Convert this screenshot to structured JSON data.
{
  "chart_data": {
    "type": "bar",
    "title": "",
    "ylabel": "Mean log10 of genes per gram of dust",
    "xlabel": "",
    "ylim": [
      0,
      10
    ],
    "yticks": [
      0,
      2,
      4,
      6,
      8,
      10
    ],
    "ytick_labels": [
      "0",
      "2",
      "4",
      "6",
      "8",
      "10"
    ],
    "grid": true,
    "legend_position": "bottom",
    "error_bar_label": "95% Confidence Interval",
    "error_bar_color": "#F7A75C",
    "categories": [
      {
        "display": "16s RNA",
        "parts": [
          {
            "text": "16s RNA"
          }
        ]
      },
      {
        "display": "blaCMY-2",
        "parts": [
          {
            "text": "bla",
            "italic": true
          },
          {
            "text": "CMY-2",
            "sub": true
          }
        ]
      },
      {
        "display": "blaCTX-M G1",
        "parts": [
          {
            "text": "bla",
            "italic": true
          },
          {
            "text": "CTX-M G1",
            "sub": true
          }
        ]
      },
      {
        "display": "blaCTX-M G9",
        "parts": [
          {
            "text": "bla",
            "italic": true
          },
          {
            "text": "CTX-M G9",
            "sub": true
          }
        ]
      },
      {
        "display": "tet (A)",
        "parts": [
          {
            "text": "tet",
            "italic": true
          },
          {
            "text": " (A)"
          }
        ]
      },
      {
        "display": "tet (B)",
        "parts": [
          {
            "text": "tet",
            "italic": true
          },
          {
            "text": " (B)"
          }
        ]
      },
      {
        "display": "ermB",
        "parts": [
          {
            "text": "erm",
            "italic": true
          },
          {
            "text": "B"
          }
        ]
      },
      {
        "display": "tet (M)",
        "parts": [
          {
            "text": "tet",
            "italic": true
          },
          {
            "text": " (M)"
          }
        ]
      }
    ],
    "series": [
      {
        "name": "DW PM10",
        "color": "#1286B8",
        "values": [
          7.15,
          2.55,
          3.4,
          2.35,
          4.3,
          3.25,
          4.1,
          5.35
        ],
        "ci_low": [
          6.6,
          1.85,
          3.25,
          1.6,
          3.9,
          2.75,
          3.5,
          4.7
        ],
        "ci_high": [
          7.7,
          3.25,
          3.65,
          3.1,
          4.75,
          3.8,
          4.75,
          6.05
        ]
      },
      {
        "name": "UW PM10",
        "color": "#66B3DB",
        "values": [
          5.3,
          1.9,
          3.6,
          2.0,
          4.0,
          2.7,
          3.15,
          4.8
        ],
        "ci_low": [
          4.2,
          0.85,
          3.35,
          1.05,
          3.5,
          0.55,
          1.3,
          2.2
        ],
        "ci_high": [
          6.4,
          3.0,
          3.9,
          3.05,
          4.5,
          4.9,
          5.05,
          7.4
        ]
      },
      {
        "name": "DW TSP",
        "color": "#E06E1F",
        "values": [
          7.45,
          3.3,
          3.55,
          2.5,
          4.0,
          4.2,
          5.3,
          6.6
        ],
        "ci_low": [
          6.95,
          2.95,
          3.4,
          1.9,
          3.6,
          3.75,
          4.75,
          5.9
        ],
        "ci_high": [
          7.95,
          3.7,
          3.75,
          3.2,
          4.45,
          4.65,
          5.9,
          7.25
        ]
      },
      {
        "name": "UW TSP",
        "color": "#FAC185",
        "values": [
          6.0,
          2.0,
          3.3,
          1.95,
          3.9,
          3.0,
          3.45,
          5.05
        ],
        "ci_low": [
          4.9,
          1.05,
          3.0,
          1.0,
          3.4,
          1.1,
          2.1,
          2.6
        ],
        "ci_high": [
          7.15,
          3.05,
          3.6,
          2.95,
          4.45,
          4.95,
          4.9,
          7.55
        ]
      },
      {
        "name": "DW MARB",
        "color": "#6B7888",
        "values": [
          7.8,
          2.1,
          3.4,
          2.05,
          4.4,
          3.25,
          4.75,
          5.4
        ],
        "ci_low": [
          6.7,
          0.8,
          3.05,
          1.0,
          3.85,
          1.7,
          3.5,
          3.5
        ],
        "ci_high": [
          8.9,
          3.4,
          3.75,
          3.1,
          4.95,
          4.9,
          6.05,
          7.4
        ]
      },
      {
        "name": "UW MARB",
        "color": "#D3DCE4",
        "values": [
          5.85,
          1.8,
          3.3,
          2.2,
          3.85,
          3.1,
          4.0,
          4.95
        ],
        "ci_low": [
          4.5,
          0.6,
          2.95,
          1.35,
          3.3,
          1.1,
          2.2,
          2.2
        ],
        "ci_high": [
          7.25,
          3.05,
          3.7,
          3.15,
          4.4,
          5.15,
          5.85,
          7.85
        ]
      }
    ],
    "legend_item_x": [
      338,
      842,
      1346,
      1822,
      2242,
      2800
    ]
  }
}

++++++

Assigned task -
Scan the data above line by line. Please say how many lines hold the word "name", and give only that number.

Task response -
6